Entries from a visual dataset
----------

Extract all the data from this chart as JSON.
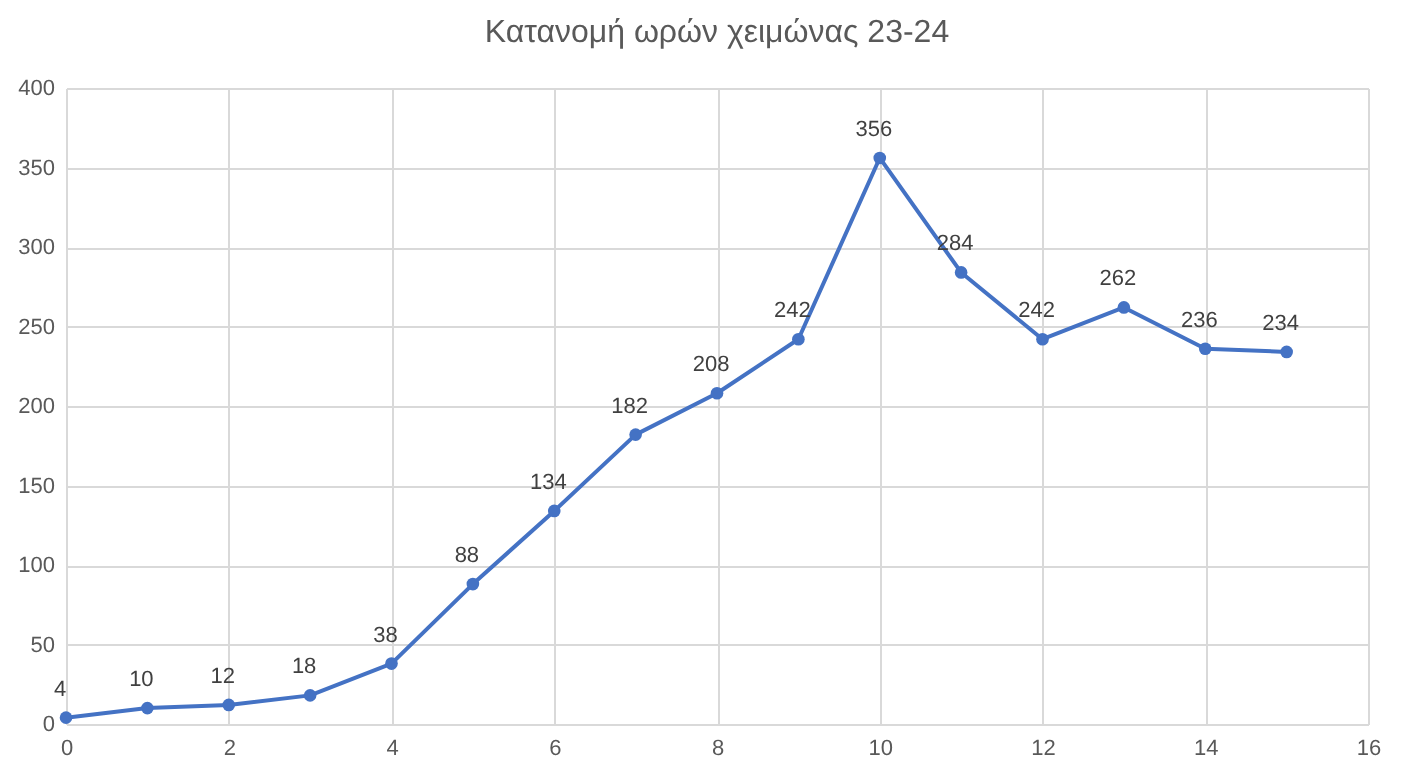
{
  "chart_data": {
    "type": "line",
    "title": "Κατανομή ωρών χειμώνας 23-24",
    "x": [
      0,
      1,
      2,
      3,
      4,
      5,
      6,
      7,
      8,
      9,
      10,
      11,
      12,
      13,
      14,
      15
    ],
    "series": [
      {
        "color": "#4472c4",
        "values": [
          4,
          10,
          12,
          18,
          38,
          88,
          134,
          182,
          208,
          242,
          356,
          284,
          242,
          262,
          236,
          234
        ]
      }
    ],
    "xlim": [
      0,
      16
    ],
    "xticks": [
      0,
      2,
      4,
      6,
      8,
      10,
      12,
      14,
      16
    ],
    "ylim": [
      0,
      400
    ],
    "yticks": [
      0,
      50,
      100,
      150,
      200,
      250,
      300,
      350,
      400
    ],
    "grid": true,
    "marker": "circle",
    "data_labels": true,
    "line_style": "solid"
  }
}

----------

Exclude the images, then output the data above word for word.

Extract all the data from this chart as JSON.
{
  "chart_data": {
    "type": "line",
    "title": "Κατανομή ωρών χειμώνας 23-24",
    "x": [
      0,
      1,
      2,
      3,
      4,
      5,
      6,
      7,
      8,
      9,
      10,
      11,
      12,
      13,
      14,
      15
    ],
    "series": [
      {
        "color": "#4472c4",
        "values": [
          4,
          10,
          12,
          18,
          38,
          88,
          134,
          182,
          208,
          242,
          356,
          284,
          242,
          262,
          236,
          234
        ]
      }
    ],
    "xlim": [
      0,
      16
    ],
    "xticks": [
      0,
      2,
      4,
      6,
      8,
      10,
      12,
      14,
      16
    ],
    "ylim": [
      0,
      400
    ],
    "yticks": [
      0,
      50,
      100,
      150,
      200,
      250,
      300,
      350,
      400
    ],
    "grid": true,
    "marker": "circle",
    "data_labels": true,
    "line_style": "solid"
  }
}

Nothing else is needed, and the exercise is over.